WHAT TO DO
Work out how many lines of the data hold the string "Precipitation", and reply with that number alone.

----

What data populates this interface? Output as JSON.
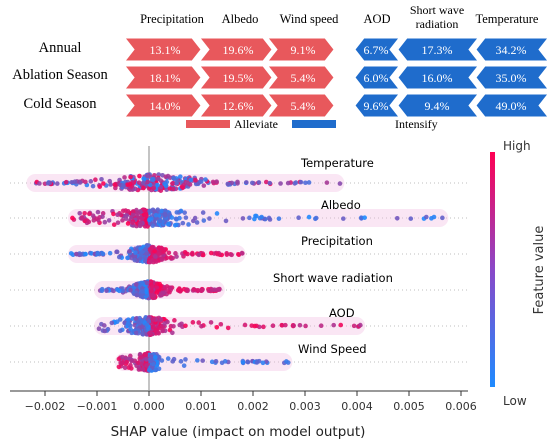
{
  "chart_data": [
    {
      "type": "table",
      "alleviate_header": [
        "Precipitation",
        "Albedo",
        "Wind speed"
      ],
      "intensify_header": [
        "AOD",
        "Short wave radiation",
        "Temperature"
      ],
      "rows": [
        {
          "label": "Annual",
          "alleviate": [
            "13.1%",
            "19.6%",
            "9.1%"
          ],
          "intensify": [
            "6.7%",
            "17.3%",
            "34.2%"
          ]
        },
        {
          "label": "Ablation Season",
          "alleviate": [
            "18.1%",
            "19.5%",
            "5.4%"
          ],
          "intensify": [
            "6.0%",
            "16.0%",
            "35.0%"
          ]
        },
        {
          "label": "Cold Season",
          "alleviate": [
            "14.0%",
            "12.6%",
            "5.4%"
          ],
          "intensify": [
            "9.6%",
            "9.4%",
            "49.0%"
          ]
        }
      ],
      "legend": [
        {
          "label": "Alleviate",
          "color": "#e8585c"
        },
        {
          "label": "Intensify",
          "color": "#1f6ccc"
        }
      ],
      "colors": {
        "alleviate": "#e8585c",
        "intensify": "#1f6ccc"
      }
    },
    {
      "type": "scatter",
      "xlabel": "SHAP value (impact on model output)",
      "xticks": [
        "−0.002",
        "−0.001",
        "0.000",
        "0.001",
        "0.002",
        "0.003",
        "0.004",
        "0.005",
        "0.006"
      ],
      "xlim": [
        -0.0025,
        0.0061
      ],
      "features": [
        {
          "name": "Temperature",
          "min": -0.0023,
          "max": 0.0037,
          "core": [
            -0.0004,
            0.0006
          ],
          "skew": "both"
        },
        {
          "name": "Albedo",
          "min": -0.0015,
          "max": 0.0057,
          "core": [
            -0.0003,
            0.0003
          ],
          "skew": "right-low"
        },
        {
          "name": "Precipitation",
          "min": -0.0015,
          "max": 0.0018,
          "core": [
            -0.0002,
            0.0002
          ],
          "skew": "right-high"
        },
        {
          "name": "Short wave radiation",
          "min": -0.001,
          "max": 0.0014,
          "core": [
            -0.0002,
            0.0002
          ],
          "skew": "right-high"
        },
        {
          "name": "AOD",
          "min": -0.001,
          "max": 0.0041,
          "core": [
            -0.0002,
            0.0002
          ],
          "skew": "right-high"
        },
        {
          "name": "Wind Speed",
          "min": -0.0006,
          "max": 0.0027,
          "core": [
            -0.0001,
            0.0001
          ],
          "skew": "right-low"
        }
      ],
      "colorbar": {
        "label": "Feature value",
        "high": "High",
        "low": "Low",
        "colors": [
          "#1e8bff",
          "#ff0052"
        ]
      }
    }
  ]
}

----

RIGHT ANSWER
2